▶ _Stated goal_
Lift out each line of the data that holds "khác".
● ● ● ● ●
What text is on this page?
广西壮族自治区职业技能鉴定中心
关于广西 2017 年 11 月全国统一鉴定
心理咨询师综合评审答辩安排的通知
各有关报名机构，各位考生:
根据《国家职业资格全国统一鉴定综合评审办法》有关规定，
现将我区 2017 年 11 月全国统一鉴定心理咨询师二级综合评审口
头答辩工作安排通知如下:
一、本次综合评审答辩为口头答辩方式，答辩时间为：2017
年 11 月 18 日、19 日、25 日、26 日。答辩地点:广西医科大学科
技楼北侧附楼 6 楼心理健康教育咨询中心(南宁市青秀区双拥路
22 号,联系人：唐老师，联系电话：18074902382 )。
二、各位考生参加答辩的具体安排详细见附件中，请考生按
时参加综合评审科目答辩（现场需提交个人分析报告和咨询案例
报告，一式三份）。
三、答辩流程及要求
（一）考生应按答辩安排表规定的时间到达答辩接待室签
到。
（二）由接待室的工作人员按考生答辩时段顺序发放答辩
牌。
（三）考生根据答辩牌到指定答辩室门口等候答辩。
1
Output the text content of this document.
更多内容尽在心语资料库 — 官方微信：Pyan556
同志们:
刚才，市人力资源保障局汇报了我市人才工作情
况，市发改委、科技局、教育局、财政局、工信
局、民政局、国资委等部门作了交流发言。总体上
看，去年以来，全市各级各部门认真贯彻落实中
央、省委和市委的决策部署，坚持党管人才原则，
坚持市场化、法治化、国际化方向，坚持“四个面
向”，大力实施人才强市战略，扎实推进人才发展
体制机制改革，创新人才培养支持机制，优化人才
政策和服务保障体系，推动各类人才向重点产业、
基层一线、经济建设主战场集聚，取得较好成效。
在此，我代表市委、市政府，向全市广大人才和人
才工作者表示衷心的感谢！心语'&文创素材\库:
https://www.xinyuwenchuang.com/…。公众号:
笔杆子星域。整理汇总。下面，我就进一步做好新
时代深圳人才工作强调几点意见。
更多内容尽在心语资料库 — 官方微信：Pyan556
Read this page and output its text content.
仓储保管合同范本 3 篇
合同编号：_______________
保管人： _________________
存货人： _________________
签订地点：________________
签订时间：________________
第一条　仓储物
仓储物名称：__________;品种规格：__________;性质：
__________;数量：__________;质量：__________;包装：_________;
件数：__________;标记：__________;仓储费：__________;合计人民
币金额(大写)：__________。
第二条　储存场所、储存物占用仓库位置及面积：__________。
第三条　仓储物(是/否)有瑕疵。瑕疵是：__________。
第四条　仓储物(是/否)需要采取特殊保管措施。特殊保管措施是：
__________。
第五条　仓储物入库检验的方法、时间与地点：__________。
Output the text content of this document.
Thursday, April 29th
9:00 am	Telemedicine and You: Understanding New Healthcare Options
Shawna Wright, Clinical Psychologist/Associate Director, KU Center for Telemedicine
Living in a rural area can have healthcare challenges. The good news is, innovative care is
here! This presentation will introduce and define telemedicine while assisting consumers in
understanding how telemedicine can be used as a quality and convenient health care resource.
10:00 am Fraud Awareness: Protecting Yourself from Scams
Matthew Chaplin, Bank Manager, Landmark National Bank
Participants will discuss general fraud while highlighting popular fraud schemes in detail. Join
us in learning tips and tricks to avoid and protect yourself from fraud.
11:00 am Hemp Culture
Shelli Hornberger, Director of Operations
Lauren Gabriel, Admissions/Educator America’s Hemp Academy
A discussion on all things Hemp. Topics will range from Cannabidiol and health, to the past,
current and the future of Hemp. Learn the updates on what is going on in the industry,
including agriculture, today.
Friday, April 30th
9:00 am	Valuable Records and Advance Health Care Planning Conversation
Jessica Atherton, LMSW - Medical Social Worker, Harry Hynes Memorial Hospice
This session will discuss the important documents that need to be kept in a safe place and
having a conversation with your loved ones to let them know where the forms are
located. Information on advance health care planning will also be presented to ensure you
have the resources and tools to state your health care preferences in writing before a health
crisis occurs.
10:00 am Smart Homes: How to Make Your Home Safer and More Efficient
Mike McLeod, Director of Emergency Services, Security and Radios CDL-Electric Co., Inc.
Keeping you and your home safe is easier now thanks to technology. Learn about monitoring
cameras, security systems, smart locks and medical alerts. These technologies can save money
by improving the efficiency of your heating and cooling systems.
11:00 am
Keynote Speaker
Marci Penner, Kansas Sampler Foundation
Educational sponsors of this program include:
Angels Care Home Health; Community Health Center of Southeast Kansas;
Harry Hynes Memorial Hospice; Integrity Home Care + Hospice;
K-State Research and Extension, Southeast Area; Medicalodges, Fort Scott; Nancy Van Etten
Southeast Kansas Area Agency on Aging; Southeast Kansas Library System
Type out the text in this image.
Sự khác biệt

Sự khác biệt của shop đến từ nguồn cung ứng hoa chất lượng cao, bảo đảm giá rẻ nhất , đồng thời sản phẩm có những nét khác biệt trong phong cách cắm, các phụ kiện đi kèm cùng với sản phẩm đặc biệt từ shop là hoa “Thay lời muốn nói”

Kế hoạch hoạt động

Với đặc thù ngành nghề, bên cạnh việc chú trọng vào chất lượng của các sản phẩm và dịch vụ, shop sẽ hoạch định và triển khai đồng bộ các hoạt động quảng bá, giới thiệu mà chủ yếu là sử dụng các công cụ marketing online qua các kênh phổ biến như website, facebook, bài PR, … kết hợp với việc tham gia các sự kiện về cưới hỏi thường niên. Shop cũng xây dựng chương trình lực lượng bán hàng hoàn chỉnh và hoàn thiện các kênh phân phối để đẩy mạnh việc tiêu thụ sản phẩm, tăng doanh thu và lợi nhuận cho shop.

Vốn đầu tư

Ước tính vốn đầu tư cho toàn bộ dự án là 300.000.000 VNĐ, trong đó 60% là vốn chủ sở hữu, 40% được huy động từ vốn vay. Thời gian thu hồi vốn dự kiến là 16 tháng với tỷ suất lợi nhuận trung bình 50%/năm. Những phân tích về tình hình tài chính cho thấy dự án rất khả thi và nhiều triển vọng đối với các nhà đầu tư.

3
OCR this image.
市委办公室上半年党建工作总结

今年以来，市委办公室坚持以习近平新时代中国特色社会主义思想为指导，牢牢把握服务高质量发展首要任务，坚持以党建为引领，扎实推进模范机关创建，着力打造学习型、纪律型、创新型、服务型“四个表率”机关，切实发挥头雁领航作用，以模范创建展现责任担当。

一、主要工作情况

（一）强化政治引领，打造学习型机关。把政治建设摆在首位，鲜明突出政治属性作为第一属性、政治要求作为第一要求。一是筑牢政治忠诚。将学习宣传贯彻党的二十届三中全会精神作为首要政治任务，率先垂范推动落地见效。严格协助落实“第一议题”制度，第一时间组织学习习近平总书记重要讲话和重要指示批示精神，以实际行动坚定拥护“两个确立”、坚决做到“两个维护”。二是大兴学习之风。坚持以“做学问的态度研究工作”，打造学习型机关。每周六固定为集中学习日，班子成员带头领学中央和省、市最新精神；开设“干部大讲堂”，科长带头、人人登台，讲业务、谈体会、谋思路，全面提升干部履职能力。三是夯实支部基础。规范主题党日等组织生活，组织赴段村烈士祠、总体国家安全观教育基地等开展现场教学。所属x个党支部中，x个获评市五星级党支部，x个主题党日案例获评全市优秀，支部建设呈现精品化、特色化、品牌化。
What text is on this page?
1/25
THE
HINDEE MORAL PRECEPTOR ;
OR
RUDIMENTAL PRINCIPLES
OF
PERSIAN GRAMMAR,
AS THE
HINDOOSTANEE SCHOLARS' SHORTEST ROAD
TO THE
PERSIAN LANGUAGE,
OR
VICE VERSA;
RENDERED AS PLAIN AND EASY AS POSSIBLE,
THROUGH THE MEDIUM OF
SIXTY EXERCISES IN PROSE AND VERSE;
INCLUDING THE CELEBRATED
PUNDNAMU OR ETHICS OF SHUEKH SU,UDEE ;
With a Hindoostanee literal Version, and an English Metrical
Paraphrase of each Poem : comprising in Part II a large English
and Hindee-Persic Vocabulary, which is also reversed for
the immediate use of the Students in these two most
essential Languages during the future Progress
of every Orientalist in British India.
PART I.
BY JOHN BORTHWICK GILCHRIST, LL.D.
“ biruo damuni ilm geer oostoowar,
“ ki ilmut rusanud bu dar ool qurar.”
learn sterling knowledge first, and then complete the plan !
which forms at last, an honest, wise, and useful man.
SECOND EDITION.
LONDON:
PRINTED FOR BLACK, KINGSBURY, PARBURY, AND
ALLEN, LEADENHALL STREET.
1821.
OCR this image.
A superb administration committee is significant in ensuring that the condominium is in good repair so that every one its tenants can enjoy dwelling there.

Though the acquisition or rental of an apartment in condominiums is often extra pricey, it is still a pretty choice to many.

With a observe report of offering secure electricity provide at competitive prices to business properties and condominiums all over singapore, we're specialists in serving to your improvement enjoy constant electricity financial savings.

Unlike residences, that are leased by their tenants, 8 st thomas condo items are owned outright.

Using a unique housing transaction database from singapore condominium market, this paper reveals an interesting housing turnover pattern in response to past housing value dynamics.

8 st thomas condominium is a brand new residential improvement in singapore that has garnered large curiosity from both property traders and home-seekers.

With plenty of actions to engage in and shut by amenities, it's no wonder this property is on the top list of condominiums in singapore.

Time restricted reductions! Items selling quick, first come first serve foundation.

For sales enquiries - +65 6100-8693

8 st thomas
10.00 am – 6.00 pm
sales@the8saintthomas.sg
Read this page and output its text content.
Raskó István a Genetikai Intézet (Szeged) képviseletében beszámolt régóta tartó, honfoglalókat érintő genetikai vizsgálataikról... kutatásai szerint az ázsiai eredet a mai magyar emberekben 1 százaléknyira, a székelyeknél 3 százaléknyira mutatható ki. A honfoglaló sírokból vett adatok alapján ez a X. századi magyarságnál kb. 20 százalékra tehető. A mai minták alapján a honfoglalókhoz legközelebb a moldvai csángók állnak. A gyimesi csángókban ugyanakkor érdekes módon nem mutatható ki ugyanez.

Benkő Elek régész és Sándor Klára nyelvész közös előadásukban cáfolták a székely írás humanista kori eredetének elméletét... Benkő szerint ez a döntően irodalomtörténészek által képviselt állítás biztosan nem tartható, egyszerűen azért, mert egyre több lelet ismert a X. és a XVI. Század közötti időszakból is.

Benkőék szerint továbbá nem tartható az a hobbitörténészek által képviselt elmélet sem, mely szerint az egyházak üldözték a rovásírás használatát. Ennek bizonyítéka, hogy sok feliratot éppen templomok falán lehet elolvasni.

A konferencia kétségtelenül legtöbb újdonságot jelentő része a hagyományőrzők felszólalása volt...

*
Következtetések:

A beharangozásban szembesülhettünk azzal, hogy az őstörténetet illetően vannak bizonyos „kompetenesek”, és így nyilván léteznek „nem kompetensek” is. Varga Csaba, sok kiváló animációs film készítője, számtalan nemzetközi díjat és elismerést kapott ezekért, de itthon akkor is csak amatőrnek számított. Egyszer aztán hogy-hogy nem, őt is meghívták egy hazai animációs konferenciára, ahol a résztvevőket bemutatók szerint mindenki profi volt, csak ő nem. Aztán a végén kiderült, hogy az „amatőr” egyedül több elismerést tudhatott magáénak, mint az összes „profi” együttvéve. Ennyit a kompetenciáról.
● ● ● ● ●
▶ _Worked answer_
Sự khác biệt
Sự khác biệt của shop đến từ nguồn cung ứng hoa chất lượng cao, bảo đảm giá rẻ nhất , đồng thời sản phẩm có những nét khác biệt trong phong cách cắm, các phụ kiện đi kèm cùng với sản phẩm đặc biệt từ shop là hoa “Thay lời muốn nói”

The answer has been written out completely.